▸ Given request
Pull out each line of the records holding the string "луны".

▸ Entries shown
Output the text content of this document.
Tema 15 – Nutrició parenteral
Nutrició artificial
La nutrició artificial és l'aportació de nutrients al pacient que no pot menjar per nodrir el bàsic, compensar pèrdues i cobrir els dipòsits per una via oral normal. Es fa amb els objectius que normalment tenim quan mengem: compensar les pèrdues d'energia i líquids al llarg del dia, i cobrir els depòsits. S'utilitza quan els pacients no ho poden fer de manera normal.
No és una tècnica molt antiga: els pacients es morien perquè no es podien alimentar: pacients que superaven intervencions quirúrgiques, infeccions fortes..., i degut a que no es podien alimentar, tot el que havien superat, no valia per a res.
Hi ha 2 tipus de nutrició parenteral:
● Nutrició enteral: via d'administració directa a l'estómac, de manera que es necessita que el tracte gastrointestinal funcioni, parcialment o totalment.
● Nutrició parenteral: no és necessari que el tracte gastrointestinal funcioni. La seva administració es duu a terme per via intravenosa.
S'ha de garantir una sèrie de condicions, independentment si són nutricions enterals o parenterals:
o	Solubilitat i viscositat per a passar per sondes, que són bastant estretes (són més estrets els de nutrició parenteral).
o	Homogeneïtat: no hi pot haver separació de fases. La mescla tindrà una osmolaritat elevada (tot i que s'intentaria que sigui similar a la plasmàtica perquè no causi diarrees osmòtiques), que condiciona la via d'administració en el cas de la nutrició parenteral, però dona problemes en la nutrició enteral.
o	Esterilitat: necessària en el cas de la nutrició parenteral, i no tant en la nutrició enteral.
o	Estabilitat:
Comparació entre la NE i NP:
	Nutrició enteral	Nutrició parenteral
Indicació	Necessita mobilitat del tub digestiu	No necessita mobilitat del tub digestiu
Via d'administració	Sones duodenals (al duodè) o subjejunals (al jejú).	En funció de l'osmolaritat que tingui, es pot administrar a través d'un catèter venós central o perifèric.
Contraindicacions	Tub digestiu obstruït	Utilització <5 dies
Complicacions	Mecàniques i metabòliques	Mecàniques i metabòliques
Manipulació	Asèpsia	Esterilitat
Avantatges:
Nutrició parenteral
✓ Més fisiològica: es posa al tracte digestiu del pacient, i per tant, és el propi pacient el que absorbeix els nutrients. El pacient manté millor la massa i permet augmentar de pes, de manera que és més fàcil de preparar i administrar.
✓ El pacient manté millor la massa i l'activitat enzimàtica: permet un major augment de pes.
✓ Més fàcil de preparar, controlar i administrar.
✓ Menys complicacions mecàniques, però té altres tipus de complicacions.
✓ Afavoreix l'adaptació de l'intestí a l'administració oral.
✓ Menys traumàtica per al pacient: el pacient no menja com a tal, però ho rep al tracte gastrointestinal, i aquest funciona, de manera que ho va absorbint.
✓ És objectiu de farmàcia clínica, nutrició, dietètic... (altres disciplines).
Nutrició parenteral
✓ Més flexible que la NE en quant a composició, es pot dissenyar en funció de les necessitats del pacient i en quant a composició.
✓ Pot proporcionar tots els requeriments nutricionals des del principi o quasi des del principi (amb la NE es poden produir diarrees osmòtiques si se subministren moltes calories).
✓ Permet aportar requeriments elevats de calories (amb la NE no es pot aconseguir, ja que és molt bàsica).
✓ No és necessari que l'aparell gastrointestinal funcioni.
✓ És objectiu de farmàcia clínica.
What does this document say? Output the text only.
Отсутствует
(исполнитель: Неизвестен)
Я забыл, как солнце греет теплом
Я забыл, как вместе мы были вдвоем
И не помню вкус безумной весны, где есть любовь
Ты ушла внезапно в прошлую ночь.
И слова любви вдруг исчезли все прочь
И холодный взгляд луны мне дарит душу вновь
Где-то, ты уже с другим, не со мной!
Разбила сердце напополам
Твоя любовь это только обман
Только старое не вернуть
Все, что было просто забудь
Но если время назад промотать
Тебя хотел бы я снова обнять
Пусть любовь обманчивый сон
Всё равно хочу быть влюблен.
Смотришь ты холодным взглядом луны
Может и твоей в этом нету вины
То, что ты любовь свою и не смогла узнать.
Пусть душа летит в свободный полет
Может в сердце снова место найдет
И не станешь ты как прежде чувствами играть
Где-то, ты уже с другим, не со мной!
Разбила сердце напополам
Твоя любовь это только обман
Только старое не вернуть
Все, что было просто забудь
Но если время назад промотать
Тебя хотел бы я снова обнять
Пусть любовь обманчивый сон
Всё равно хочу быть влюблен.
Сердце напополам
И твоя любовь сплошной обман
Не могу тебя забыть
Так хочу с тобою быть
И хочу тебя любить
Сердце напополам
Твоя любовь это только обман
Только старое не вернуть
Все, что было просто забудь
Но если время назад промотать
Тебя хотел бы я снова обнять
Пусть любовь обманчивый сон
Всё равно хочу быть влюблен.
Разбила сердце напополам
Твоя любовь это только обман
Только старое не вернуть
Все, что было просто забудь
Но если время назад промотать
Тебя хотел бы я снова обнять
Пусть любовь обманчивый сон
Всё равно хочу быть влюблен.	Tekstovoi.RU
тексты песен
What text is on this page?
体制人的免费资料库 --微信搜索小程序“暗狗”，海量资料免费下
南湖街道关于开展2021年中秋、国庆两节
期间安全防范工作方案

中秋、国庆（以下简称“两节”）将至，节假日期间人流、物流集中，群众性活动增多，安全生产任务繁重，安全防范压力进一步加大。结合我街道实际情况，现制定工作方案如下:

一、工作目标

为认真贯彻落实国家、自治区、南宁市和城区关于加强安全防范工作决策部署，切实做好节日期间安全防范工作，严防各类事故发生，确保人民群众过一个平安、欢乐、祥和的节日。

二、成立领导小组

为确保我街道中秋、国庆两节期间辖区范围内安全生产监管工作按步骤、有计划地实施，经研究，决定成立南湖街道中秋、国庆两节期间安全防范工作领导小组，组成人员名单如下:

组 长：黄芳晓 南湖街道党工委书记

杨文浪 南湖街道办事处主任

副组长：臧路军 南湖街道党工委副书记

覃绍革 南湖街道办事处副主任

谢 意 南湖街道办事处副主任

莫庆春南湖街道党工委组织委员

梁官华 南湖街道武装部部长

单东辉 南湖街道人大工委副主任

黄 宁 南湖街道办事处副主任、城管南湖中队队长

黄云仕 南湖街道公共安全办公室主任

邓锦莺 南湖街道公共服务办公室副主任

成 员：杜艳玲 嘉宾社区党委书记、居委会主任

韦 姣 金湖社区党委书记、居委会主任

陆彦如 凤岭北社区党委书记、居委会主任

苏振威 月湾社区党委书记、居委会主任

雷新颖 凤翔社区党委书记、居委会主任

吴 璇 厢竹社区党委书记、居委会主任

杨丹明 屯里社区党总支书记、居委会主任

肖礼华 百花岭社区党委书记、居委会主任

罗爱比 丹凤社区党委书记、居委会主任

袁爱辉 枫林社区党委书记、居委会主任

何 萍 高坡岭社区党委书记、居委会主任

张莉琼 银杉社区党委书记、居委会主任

▸ Result below
И холодный взгляд луны мне дарит душу вновь
Смотришь ты холодным взглядом луны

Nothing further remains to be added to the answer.